#### [Provided text]

Re: [PATCHv3 1/1] Hwmon: Add core_pkg Threshold Support to Coretemp

[Date Prev][Date Next][Thread Prev][Thread Next][Date Index][Thread Index]

 



Hi Durgadoss,

On Tue, Jul 05, 2011 at 01:02:14PM -0400, Durgadoss R wrote:
> This patch adds the core and pkg support to coretemp.
> These thresholds can be configured via the sysfs interfaces tempX_max
> and tempX_max_hyst. An interrupt is generated when CPU temperature reaches
> or crosses above tempX_max OR drops below tempX_max_hyst.
> 
> This patch is based on the documentation in IA Manual vol 3A, that can be
> downloaded from here:
> http://download.intel.com/design/processor/manuals/253668.pdf
> 
> Signed-off-by: Durgadoss R <durgadoss.r@xxxxxxxxx>
> ---
>  Documentation/hwmon/coretemp |    7 ++
>  drivers/hwmon/coretemp.c     |  171 +++++++++++++++++++++++++++++++-----------
>  2 files changed, 133 insertions(+), 45 deletions(-)
> 
> diff --git a/Documentation/hwmon/coretemp b/Documentation/hwmon/coretemp
> index f85e913..fa8776a 100644
> --- a/Documentation/hwmon/coretemp
> +++ b/Documentation/hwmon/coretemp
> @@ -35,6 +35,13 @@ the Out-Of-Spec bit. Following table summarizes the exported sysfs files:
>  All Sysfs entries are named with their core_id (represented here by 'X').
>  tempX_input	 - Core temperature (in millidegrees Celsius).
>  tempX_max	 - All cooling devices should be turned on (on Core2).
> +		   Initialized with IA32_THERM_INTERRUPT. When the CPU
> +		   temperature reaches this temperature, an interrupt is
> +		   generated and tempX_max_alarm is set.
> +tempX_max_hyst   - If the CPU temperature falls below than temperature,
> +		   an interrupt is generated and tempX_max_alarm is reset.
> +tempX_max_alarm  - Set if the temperature reaches or exceeds tempX_max.
> +		   Reset if the temperature drops to or below tempX_max_hyst.
>  tempX_crit	 - Maximum junction temperature (in millidegrees Celsius).
>  tempX_crit_alarm - Set when Out-of-spec bit is set, never clears.
>  		   Correct CPU operation is no longer guaranteed.

Collection entries

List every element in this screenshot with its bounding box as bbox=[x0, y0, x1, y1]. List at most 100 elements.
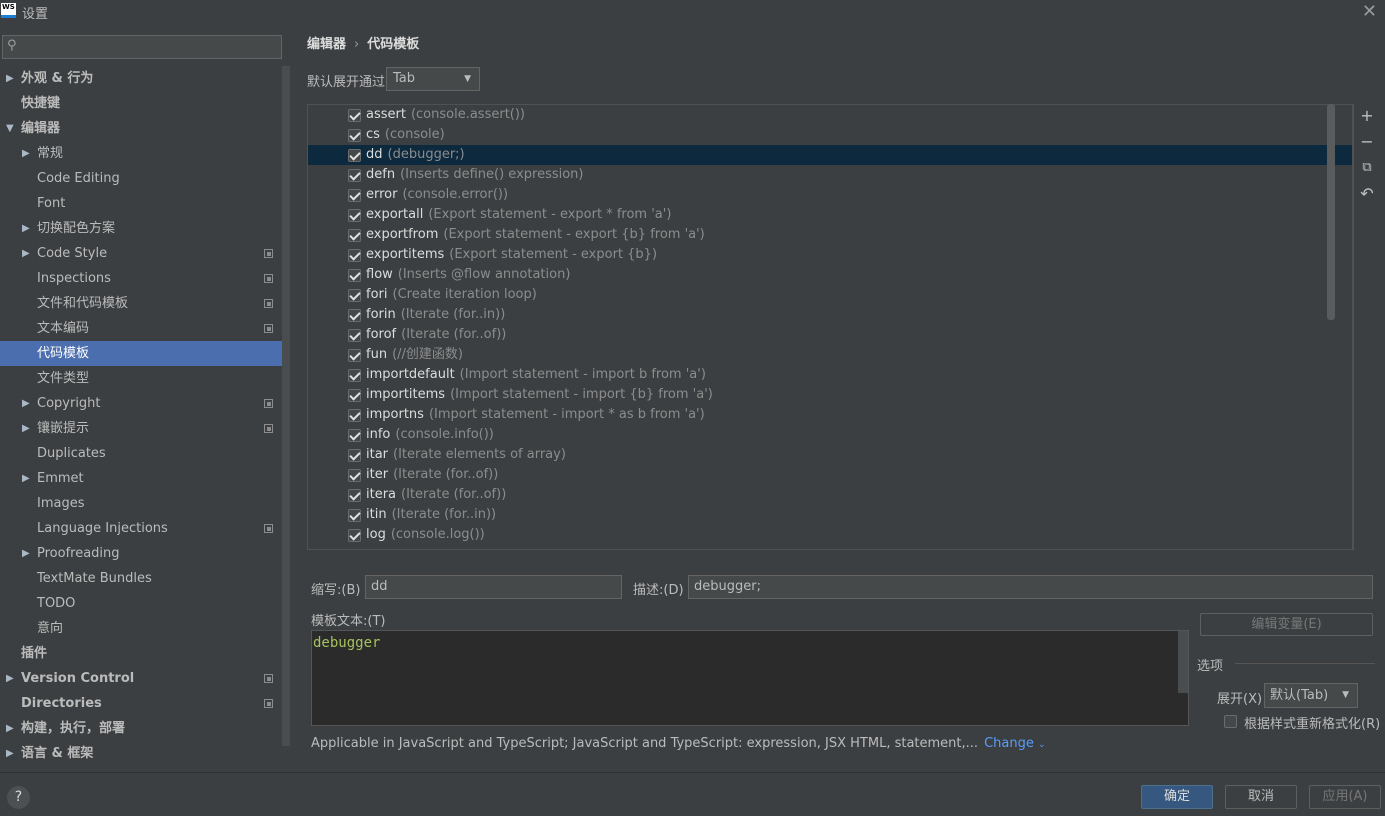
template-row[interactable]: exportitems (Export statement - export {b… bbox=[308, 245, 1352, 265]
template-enabled-checkbox[interactable] bbox=[348, 169, 361, 182]
tree-item[interactable]: Duplicates bbox=[0, 441, 282, 466]
expand-with-dropdown[interactable]: Tab ▼ bbox=[386, 67, 480, 91]
reformat-checkbox[interactable] bbox=[1224, 715, 1237, 728]
template-row[interactable]: importdefault (Import statement - import … bbox=[308, 365, 1352, 385]
tree-item[interactable]: TextMate Bundles bbox=[0, 566, 282, 591]
expand-option-dropdown[interactable]: 默认(Tab) ▼ bbox=[1264, 683, 1358, 708]
tree-item[interactable]: ▶ Proofreading bbox=[0, 541, 282, 566]
chevron-right-icon[interactable]: ▶ bbox=[6, 666, 16, 691]
template-enabled-checkbox[interactable] bbox=[348, 469, 361, 482]
template-enabled-checkbox[interactable] bbox=[348, 149, 361, 162]
tree-item[interactable]: ▶ 常规 bbox=[0, 141, 282, 166]
tree-item[interactable]: TODO bbox=[0, 591, 282, 616]
template-row[interactable]: forof (Iterate (for..of)) bbox=[308, 325, 1352, 345]
close-icon[interactable]: ✕ bbox=[1362, 1, 1377, 22]
duplicate-icon[interactable]: ⧉ bbox=[1358, 158, 1376, 178]
template-enabled-checkbox[interactable] bbox=[348, 509, 361, 522]
remove-icon[interactable]: − bbox=[1358, 132, 1376, 152]
chevron-right-icon[interactable]: ▶ bbox=[22, 216, 32, 241]
revert-icon[interactable]: ↶ bbox=[1358, 184, 1376, 204]
chevron-right-icon[interactable]: ▶ bbox=[22, 241, 32, 266]
chevron-right-icon[interactable]: ▶ bbox=[6, 66, 16, 91]
tree-item[interactable]: ▶ 构建，执行，部署 bbox=[0, 716, 282, 741]
tree-item[interactable]: 意向 bbox=[0, 616, 282, 641]
template-row[interactable]: log (console.log()) bbox=[308, 525, 1352, 545]
template-enabled-checkbox[interactable] bbox=[348, 489, 361, 502]
help-button[interactable]: ? bbox=[7, 786, 30, 809]
abbreviation-field[interactable]: dd bbox=[365, 575, 622, 599]
template-row[interactable]: dd (debugger;) bbox=[308, 145, 1352, 165]
tree-item[interactable]: 文件和代码模板 bbox=[0, 291, 282, 316]
template-enabled-checkbox[interactable] bbox=[348, 109, 361, 122]
cancel-button[interactable]: 取消 bbox=[1225, 785, 1297, 809]
chevron-right-icon[interactable]: ▶ bbox=[22, 466, 32, 491]
tree-item[interactable]: 插件 bbox=[0, 641, 282, 666]
tree-item[interactable]: Font bbox=[0, 191, 282, 216]
template-row[interactable]: itin (Iterate (for..in)) bbox=[308, 505, 1352, 525]
chevron-right-icon[interactable]: ▶ bbox=[22, 416, 32, 441]
template-row[interactable]: assert (console.assert()) bbox=[308, 105, 1352, 125]
chevron-right-icon[interactable]: ▶ bbox=[22, 141, 32, 166]
template-enabled-checkbox[interactable] bbox=[348, 209, 361, 222]
chevron-right-icon[interactable]: ▶ bbox=[6, 716, 16, 741]
tree-item[interactable]: Language Injections bbox=[0, 516, 282, 541]
tree-item[interactable]: 文件类型 bbox=[0, 366, 282, 391]
template-row[interactable]: itera (Iterate (for..of)) bbox=[308, 485, 1352, 505]
template-enabled-checkbox[interactable] bbox=[348, 449, 361, 462]
edit-variables-button[interactable]: 编辑变量(E) bbox=[1200, 613, 1373, 636]
template-enabled-checkbox[interactable] bbox=[348, 129, 361, 142]
apply-button[interactable]: 应用(A) bbox=[1309, 785, 1381, 809]
template-row[interactable]: exportall (Export statement - export * fr… bbox=[308, 205, 1352, 225]
tree-item[interactable]: Inspections bbox=[0, 266, 282, 291]
template-enabled-checkbox[interactable] bbox=[348, 529, 361, 542]
template-row[interactable]: defn (Inserts define() expression) bbox=[308, 165, 1352, 185]
template-row[interactable]: flow (Inserts @flow annotation) bbox=[308, 265, 1352, 285]
chevron-right-icon[interactable]: ▶ bbox=[6, 741, 16, 766]
template-enabled-checkbox[interactable] bbox=[348, 329, 361, 342]
tree-item[interactable]: ▶ 切换配色方案 bbox=[0, 216, 282, 241]
template-row[interactable]: exportfrom (Export statement - export {b}… bbox=[308, 225, 1352, 245]
tree-item[interactable]: Images bbox=[0, 491, 282, 516]
template-enabled-checkbox[interactable] bbox=[348, 249, 361, 262]
tree-item[interactable]: ▶ Version Control bbox=[0, 666, 282, 691]
template-row[interactable]: iter (Iterate (for..of)) bbox=[308, 465, 1352, 485]
sidebar-scrollbar[interactable] bbox=[282, 66, 290, 746]
editor-scrollbar[interactable] bbox=[1178, 631, 1188, 693]
tree-item[interactable]: 文本编码 bbox=[0, 316, 282, 341]
template-enabled-checkbox[interactable] bbox=[348, 429, 361, 442]
template-enabled-checkbox[interactable] bbox=[348, 289, 361, 302]
tree-item[interactable]: 代码模板 bbox=[0, 341, 290, 366]
change-link[interactable]: Change ⌄ bbox=[984, 736, 1045, 751]
template-enabled-checkbox[interactable] bbox=[348, 269, 361, 282]
tree-item[interactable]: ▶ 语言 & 框架 bbox=[0, 741, 282, 766]
template-enabled-checkbox[interactable] bbox=[348, 189, 361, 202]
tree-item[interactable]: ▶ Emmet bbox=[0, 466, 282, 491]
template-enabled-checkbox[interactable] bbox=[348, 369, 361, 382]
chevron-down-icon[interactable]: ▼ bbox=[6, 116, 16, 141]
tree-item[interactable]: ▶ Code Style bbox=[0, 241, 282, 266]
template-row[interactable]: cs (console) bbox=[308, 125, 1352, 145]
search-input[interactable]: ⚲ bbox=[2, 35, 282, 59]
template-enabled-checkbox[interactable] bbox=[348, 409, 361, 422]
template-row[interactable]: info (console.info()) bbox=[308, 425, 1352, 445]
template-row[interactable]: importns (Import statement - import * as … bbox=[308, 405, 1352, 425]
description-field[interactable]: debugger; bbox=[688, 575, 1373, 599]
template-enabled-checkbox[interactable] bbox=[348, 389, 361, 402]
tree-item[interactable]: ▶ Copyright bbox=[0, 391, 282, 416]
add-icon[interactable]: + bbox=[1358, 106, 1376, 126]
tree-item[interactable]: 快捷键 bbox=[0, 91, 282, 116]
template-row[interactable]: forin (Iterate (for..in)) bbox=[308, 305, 1352, 325]
template-enabled-checkbox[interactable] bbox=[348, 349, 361, 362]
template-list-scrollbar[interactable] bbox=[1327, 104, 1335, 320]
tree-item[interactable]: Directories bbox=[0, 691, 282, 716]
tree-item[interactable]: ▶ 镶嵌提示 bbox=[0, 416, 282, 441]
tree-item[interactable]: Code Editing bbox=[0, 166, 282, 191]
template-row[interactable]: itar (Iterate elements of array) bbox=[308, 445, 1352, 465]
template-text-editor[interactable]: debugger bbox=[311, 630, 1189, 726]
template-enabled-checkbox[interactable] bbox=[348, 229, 361, 242]
ok-button[interactable]: 确定 bbox=[1141, 785, 1213, 809]
template-row[interactable]: error (console.error()) bbox=[308, 185, 1352, 205]
tree-item[interactable]: ▼ 编辑器 bbox=[0, 116, 282, 141]
template-enabled-checkbox[interactable] bbox=[348, 309, 361, 322]
template-row[interactable]: fori (Create iteration loop) bbox=[308, 285, 1352, 305]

#### [Tasks to carry out]
1. Return, word for word, the part of the coretemp patch message that opens with the words containing "Re: [PATCHv3 1/1]" and closes with "support to coretemp.".
2. Resume the coretemp patch message from the point where it stops.
The rows have nothing to do with this.

#### [Expected answers]
1.
Re: [PATCHv3 1/1] Hwmon: Add core_pkg Threshold Support to Coretemp

[Date Prev][Date Next][Thread Prev][Thread Next][Date Index][Thread Index]

 



Hi Durgadoss,

On Tue, Jul 05, 2011 at 01:02:14PM -0400, Durgadoss R wrote:
> This patch adds the core and pkg support to coretemp.

2.
> diff --git a/drivers/hwmon/coretemp.c b/drivers/hwmon/coretemp.c
> index de3d246..4aec5f3 100644
> --- a/drivers/hwmon/coretemp.c
> +++ b/drivers/hwmon/coretemp.c
> @@ -44,7 +44,9 @@
>  #define BASE_SYSFS_ATTR_NO	2	/* Sysfs Base attr no for coretemp */
>  #define NUM_REAL_CORES		16	/* Number of Real cores per cpu */
>  #define CORETEMP_NAME_LENGTH	17	/* String Length of attrs */
> -#define MAX_ATTRS		5	/* Maximum no of per-core attrs */
> +#define MAX_CORE_ATTRS		4	/* Maximum no of basic attrs */
> +#define MAX_THRESH_ATTRS	3	/* Maximum no of Threshold attrs */
> +#define TOTAL_ATTRS		(MAX_CORE_ATTRS + MAX_THRESH_ATTRS)
>  #define MAX_CORE_DATA		(NUM_REAL_CORES + BASE_SYSFS_ATTR_NO)
>  
>  #ifdef CONFIG_SMP
> @@ -67,6 +69,9 @@
>   *		This value is passed as "id" field to rdmsr/wrmsr functions.
>   * @status_reg: One of IA32_THERM_STATUS or IA32_PACKAGE_THERM_STATUS,
>   *		from where the temperature values should be read.
> + * @intrpt_reg: One of IA32_THERM_INTERRUPT or IA32_PACKAGE_THERM_INTERRUPT,
> + *		from where the thresholds are read.
> + * @attr_size:  Total number of pre-core attrs displayed in the sysfs.
>   * @is_pkg_data: If this is 1, the temp_data holds pkgtemp data.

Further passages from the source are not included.